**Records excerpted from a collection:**
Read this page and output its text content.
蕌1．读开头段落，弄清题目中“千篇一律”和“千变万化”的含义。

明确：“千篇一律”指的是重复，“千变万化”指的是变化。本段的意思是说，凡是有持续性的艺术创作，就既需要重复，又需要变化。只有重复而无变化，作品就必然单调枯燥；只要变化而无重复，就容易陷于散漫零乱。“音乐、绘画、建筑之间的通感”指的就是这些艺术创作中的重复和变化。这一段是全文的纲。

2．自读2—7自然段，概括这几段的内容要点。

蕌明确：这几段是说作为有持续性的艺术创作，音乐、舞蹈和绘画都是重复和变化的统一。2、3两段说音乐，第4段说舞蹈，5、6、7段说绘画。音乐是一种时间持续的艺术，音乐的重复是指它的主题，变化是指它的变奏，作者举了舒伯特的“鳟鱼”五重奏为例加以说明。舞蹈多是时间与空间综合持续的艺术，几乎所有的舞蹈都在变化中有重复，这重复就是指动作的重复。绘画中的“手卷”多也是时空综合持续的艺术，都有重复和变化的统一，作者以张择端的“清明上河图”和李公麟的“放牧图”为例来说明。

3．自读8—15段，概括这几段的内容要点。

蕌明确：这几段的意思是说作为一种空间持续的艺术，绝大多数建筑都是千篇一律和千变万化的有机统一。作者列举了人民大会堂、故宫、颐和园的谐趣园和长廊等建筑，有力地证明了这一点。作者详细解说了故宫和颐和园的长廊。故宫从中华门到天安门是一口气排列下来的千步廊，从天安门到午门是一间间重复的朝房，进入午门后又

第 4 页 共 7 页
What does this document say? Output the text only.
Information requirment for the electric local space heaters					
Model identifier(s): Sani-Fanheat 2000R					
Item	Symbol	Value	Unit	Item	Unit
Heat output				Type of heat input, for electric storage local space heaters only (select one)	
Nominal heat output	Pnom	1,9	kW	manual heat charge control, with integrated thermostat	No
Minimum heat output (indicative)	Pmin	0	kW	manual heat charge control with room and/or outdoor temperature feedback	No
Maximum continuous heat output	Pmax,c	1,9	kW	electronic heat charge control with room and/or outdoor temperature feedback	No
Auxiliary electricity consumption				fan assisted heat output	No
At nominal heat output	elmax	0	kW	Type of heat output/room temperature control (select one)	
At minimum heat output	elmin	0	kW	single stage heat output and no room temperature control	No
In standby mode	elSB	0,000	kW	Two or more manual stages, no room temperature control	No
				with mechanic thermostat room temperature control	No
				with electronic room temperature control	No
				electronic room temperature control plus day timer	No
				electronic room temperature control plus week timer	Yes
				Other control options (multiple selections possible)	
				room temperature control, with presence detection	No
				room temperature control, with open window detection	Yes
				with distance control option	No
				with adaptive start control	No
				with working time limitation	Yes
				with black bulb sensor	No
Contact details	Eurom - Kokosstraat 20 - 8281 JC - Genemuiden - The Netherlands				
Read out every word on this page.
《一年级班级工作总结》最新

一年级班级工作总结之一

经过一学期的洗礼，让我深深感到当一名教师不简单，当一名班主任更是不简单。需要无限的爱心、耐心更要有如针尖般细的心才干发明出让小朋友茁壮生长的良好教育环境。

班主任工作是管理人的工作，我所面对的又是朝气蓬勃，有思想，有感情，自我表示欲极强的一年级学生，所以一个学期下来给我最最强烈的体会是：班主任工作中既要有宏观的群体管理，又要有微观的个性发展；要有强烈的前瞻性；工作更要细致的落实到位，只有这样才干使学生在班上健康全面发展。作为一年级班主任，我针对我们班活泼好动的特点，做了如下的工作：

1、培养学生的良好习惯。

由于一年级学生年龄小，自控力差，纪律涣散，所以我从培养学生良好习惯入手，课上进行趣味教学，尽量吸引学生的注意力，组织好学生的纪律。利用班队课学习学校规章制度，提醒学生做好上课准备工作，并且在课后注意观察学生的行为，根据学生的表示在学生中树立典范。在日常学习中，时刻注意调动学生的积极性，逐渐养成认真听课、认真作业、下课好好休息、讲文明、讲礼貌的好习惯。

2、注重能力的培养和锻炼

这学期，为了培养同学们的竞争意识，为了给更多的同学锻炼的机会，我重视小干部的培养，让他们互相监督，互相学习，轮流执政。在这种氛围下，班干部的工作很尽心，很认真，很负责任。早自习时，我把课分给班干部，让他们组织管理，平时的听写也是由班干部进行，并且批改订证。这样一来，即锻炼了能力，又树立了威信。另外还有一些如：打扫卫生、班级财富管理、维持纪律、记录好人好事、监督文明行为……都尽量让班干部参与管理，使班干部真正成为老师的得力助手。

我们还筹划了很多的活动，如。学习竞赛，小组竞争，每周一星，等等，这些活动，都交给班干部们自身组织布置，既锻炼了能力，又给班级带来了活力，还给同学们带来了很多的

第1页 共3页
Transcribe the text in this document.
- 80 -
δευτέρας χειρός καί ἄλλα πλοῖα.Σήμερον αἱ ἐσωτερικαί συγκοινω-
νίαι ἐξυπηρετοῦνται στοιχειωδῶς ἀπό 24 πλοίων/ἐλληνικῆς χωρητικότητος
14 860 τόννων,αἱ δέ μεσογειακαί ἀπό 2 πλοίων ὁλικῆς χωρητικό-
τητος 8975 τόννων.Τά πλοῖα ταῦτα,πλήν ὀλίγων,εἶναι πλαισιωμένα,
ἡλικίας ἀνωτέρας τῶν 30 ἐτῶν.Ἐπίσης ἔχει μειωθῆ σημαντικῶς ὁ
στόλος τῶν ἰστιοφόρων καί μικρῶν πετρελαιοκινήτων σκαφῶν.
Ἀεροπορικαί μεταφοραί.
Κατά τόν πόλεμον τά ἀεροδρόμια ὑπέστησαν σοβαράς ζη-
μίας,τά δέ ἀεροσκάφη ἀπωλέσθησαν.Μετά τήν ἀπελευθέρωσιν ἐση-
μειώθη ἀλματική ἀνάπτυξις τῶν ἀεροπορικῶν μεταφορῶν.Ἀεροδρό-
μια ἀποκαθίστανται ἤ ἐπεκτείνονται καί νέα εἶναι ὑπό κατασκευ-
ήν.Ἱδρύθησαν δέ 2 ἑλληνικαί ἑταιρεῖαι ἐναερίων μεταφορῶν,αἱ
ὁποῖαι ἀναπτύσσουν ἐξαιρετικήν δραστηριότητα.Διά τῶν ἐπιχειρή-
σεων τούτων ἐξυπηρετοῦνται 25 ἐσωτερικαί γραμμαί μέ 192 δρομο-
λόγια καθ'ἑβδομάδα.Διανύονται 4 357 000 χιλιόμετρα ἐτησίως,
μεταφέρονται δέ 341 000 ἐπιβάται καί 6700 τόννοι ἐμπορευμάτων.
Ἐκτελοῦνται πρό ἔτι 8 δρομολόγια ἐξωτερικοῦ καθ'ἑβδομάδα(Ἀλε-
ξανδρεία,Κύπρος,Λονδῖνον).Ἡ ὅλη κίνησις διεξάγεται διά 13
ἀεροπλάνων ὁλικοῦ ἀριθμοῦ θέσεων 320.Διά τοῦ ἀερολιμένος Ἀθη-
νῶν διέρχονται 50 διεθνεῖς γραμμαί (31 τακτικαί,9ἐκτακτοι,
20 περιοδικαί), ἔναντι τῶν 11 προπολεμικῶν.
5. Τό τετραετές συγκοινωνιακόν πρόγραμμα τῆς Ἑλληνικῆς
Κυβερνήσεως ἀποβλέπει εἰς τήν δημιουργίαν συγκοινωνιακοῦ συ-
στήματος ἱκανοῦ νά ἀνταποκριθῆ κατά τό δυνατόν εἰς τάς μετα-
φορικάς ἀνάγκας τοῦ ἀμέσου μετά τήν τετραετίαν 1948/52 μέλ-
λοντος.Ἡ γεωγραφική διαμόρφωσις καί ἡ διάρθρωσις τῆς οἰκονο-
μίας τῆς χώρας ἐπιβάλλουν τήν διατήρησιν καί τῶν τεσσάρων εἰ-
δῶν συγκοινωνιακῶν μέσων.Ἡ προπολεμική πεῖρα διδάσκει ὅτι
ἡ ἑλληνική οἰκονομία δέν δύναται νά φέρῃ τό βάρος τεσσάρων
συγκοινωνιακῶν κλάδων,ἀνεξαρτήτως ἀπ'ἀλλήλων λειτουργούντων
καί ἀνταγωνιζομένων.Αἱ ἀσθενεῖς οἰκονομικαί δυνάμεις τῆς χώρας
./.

**Stated task:**
Work through the data and report how many of its lines hold the word "συγκοινωνιακῶν", giving only the figure.

**Finished answer:**
2